======== Records for the exercise

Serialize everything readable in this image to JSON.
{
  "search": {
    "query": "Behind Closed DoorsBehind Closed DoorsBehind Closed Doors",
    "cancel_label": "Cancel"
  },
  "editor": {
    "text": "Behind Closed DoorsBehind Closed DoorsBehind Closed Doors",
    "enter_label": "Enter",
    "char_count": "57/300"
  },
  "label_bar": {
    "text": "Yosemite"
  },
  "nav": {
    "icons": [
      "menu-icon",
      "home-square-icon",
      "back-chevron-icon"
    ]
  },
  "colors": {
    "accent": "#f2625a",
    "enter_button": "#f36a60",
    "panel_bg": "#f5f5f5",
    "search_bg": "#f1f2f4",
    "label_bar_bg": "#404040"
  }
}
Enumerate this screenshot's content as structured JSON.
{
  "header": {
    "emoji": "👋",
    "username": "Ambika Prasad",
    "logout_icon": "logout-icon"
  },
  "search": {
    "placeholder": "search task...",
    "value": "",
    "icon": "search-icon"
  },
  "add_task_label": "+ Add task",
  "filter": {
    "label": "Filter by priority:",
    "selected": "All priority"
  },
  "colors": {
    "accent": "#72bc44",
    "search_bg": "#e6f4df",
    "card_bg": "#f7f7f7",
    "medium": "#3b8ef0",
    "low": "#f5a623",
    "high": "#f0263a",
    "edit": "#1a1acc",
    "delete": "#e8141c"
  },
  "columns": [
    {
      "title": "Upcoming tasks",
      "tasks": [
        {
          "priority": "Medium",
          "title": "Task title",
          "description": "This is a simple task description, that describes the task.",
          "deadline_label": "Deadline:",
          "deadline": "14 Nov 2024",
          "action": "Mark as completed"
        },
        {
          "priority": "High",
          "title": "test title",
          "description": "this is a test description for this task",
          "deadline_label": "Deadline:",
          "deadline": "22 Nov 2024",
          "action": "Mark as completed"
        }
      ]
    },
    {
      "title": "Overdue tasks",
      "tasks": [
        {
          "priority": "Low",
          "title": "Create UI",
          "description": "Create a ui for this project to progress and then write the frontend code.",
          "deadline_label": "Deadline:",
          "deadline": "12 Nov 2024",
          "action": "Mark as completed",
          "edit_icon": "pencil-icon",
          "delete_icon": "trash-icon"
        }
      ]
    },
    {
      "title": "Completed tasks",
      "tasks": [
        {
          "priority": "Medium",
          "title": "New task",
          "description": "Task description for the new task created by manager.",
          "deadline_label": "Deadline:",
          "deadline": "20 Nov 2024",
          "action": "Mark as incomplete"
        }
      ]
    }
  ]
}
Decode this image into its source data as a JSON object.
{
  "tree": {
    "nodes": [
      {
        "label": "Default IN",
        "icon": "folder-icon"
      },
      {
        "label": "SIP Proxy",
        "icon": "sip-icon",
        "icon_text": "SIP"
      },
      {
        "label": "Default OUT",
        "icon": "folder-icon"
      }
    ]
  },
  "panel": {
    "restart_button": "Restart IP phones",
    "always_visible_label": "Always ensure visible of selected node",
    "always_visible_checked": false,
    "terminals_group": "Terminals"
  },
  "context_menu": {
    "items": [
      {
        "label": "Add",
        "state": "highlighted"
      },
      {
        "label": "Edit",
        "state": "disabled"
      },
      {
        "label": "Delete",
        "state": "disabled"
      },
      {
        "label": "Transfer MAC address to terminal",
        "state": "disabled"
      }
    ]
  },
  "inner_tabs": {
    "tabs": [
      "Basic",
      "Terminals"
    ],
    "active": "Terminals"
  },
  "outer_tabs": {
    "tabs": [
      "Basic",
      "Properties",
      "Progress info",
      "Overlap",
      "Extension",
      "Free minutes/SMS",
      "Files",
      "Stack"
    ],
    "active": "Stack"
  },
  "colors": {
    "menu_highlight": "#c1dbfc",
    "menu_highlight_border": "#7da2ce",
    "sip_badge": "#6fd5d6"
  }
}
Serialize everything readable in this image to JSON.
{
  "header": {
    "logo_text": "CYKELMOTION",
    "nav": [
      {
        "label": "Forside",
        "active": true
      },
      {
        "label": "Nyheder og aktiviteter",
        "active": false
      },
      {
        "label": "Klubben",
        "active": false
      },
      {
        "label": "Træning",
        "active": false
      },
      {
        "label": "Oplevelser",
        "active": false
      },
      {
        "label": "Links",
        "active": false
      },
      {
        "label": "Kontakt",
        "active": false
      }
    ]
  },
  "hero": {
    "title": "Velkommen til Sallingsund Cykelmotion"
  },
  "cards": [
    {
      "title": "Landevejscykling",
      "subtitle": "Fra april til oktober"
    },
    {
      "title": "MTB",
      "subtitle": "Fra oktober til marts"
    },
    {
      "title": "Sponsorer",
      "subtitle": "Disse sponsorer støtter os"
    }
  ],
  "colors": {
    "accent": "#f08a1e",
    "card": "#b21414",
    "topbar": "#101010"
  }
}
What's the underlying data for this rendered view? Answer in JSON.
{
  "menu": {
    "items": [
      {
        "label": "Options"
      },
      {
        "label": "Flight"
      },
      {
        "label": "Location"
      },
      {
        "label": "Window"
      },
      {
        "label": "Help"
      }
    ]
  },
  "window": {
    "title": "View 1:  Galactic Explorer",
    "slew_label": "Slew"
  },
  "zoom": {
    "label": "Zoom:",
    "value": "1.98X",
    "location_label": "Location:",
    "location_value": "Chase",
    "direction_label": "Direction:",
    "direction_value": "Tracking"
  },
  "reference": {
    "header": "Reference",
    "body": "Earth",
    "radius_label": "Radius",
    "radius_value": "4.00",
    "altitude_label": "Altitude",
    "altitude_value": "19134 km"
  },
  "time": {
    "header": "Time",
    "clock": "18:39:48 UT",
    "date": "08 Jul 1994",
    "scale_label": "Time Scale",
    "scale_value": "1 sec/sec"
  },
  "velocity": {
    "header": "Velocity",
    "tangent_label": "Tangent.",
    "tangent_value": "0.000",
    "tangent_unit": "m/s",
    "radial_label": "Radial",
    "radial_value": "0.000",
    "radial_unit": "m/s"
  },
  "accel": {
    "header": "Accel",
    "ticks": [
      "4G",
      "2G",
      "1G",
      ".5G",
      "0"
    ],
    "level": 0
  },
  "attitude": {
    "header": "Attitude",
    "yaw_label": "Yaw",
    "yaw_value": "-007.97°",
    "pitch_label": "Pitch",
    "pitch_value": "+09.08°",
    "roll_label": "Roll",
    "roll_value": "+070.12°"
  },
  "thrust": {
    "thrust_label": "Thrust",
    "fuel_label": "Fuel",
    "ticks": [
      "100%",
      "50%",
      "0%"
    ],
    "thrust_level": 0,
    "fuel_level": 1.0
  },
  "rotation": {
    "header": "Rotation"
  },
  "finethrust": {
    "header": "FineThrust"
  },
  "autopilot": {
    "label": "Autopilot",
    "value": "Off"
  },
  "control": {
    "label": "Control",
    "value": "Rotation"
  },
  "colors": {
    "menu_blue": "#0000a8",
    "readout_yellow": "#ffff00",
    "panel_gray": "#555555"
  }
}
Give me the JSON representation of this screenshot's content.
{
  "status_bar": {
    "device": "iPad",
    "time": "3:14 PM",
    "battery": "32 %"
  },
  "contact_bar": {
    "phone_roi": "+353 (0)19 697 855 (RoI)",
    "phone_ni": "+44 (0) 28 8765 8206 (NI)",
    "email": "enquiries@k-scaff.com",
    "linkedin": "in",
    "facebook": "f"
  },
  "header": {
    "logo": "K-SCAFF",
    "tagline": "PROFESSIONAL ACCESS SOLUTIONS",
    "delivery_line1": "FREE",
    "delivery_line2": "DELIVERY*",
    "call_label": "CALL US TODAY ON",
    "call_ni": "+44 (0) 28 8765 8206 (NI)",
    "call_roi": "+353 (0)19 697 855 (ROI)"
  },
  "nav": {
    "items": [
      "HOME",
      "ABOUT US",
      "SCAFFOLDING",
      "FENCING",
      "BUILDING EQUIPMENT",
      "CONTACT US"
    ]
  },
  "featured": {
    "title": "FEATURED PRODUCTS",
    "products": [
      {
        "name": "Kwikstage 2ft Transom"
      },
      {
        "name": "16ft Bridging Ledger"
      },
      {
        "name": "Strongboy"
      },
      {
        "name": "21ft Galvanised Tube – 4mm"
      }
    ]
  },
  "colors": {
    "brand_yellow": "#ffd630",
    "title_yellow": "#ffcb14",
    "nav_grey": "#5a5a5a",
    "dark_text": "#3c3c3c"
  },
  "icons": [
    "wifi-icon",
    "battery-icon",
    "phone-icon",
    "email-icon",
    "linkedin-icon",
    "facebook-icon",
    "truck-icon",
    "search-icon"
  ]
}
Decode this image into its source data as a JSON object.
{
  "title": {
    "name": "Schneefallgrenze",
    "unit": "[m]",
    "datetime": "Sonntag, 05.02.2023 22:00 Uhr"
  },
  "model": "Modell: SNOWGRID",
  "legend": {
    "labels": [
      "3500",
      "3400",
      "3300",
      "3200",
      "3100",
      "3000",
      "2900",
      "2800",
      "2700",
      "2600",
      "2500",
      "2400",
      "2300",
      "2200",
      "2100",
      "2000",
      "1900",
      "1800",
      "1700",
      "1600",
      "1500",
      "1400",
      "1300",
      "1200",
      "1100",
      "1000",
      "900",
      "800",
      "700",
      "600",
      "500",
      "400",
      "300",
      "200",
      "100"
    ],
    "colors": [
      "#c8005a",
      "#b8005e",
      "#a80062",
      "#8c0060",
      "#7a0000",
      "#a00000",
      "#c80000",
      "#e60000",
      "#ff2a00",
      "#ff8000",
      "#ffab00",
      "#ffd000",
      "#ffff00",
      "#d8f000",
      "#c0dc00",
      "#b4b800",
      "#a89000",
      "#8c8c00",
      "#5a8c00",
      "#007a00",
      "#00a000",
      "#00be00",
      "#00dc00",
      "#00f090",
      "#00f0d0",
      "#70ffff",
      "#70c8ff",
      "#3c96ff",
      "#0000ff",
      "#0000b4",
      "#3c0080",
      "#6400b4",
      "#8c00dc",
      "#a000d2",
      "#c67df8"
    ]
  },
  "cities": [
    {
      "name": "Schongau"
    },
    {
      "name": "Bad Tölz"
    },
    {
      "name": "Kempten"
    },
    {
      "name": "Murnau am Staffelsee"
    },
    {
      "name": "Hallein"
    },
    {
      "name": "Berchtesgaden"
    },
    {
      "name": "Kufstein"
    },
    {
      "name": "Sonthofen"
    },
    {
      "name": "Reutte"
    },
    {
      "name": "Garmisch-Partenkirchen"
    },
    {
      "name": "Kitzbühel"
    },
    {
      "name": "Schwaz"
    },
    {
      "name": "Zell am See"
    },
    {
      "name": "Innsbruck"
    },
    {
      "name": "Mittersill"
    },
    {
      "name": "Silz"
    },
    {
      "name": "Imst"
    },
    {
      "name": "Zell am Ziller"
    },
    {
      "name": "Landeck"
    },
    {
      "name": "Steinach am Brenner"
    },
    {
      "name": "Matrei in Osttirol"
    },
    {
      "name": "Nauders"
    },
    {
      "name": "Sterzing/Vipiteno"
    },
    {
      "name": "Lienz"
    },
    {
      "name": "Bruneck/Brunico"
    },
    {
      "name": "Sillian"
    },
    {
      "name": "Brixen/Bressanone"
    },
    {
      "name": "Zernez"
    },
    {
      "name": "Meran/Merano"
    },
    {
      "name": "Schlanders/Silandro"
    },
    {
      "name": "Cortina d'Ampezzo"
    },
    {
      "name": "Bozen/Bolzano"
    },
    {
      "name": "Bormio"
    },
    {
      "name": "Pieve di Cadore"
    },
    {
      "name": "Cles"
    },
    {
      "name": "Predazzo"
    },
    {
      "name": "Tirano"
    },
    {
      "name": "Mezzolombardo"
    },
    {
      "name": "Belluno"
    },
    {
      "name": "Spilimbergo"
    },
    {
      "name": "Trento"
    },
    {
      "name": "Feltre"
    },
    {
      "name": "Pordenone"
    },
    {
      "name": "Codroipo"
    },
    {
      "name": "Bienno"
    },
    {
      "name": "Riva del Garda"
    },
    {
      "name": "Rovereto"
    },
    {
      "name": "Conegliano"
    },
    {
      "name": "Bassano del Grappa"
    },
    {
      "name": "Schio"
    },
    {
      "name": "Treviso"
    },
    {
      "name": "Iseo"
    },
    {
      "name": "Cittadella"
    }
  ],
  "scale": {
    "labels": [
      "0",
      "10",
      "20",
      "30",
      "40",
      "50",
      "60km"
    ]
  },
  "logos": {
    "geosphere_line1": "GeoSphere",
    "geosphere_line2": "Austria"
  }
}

================

§ Work to be completed
Select every line in the material above where the string "DoorsBehind" occurs, and copy it.

§ Task result
    "query": "Behind Closed DoorsBehind Closed DoorsBehind Closed Doors",
    "text": "Behind Closed DoorsBehind Closed DoorsBehind Closed Doors",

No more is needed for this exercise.